Although CSS3 @font-face is supported by most major browsers (IE, Firefox, Chrome, and Safari), but not all. When it doesn’t, your custom fonts might break the layout or come out with undesired results. In this article, I will explain the common issues with using custom fonts, picking the matching fallback web safe fonts, and how to create a perfect fallback font style with Modernizr.

Common Mistake

One common mistake that most people make when implementing custom fonts is not specifying the fallback fonts or picking the wrong fallback fonts.

common mistake

Web Safe Fallback Fonts

When using custom fonts, it is important to include the web safe fonts as fallback. The fallback font helps to keep your design looking consistent when @font-face is not supported or available. The key point for selecting fallback fonts is to pick the web safe fonts that best match the custom font. For example, if the custom font is Clarendon, then the best web safe fallback font is Georgia because they both are in serif classification and they have similar font width.

===

- **Stated exercise 1**:
Condense the paragraph in the fallback fonts article that begins "When using custom fonts, it is important" into a short bulleted list that keeps its main facts.

Element region listings:
===

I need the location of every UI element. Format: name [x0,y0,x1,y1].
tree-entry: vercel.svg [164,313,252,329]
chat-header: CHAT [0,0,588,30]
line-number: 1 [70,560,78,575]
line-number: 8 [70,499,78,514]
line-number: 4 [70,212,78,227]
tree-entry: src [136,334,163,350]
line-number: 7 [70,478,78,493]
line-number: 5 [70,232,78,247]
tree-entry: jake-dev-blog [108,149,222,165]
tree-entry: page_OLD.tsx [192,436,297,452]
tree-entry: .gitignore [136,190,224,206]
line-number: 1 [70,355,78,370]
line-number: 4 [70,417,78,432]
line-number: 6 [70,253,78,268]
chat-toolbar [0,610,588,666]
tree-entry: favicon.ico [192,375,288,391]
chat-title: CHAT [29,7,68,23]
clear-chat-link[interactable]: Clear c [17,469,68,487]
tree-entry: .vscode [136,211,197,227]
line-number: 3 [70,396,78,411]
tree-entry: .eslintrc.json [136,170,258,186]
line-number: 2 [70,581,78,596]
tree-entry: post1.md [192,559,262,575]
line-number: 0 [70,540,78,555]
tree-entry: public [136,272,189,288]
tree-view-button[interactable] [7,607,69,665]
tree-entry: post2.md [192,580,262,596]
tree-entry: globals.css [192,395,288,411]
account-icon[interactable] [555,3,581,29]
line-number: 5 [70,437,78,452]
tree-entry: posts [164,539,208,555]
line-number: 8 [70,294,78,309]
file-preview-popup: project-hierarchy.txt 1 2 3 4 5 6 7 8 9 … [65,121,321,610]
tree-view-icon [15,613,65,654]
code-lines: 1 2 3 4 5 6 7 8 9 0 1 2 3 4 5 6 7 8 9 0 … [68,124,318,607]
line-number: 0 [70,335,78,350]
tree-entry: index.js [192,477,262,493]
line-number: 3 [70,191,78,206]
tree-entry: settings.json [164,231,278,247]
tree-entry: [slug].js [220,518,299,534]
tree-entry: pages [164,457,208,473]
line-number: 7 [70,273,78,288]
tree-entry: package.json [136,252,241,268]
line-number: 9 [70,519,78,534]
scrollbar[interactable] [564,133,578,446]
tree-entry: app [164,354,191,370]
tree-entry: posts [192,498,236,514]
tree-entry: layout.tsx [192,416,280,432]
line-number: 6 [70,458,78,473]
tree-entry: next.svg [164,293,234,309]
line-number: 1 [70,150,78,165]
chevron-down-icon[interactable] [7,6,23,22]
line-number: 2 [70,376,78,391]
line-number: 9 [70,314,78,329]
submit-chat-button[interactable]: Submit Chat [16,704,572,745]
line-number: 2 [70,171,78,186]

===

- **Stated exercise 2**:
Reproduce the rows character for character, starting with the first row and continuing through the line that contains "tree-entry: page_OLD.tsx [192,436,297,452]".

- **Full answer 1**:
- Include web safe fonts as fallbacks when using custom fonts.
- A fallback keeps the design consistent when @font-face is unsupported or unavailable.
- Choose the web safe font that best matches the custom font.
- Example: Georgia is the best fallback for Clarendon. Both are serif fonts with similar width.

- **Full answer 2**:
I need the location of every UI element. Format: name [x0,y0,x1,y1].
tree-entry: vercel.svg [164,313,252,329]
chat-header: CHAT [0,0,588,30]
line-number: 1 [70,560,78,575]
line-number: 8 [70,499,78,514]
line-number: 4 [70,212,78,227]
tree-entry: src [136,334,163,350]
line-number: 7 [70,478,78,493]
line-number: 5 [70,232,78,247]
tree-entry: jake-dev-blog [108,149,222,165]
tree-entry: page_OLD.tsx [192,436,297,452]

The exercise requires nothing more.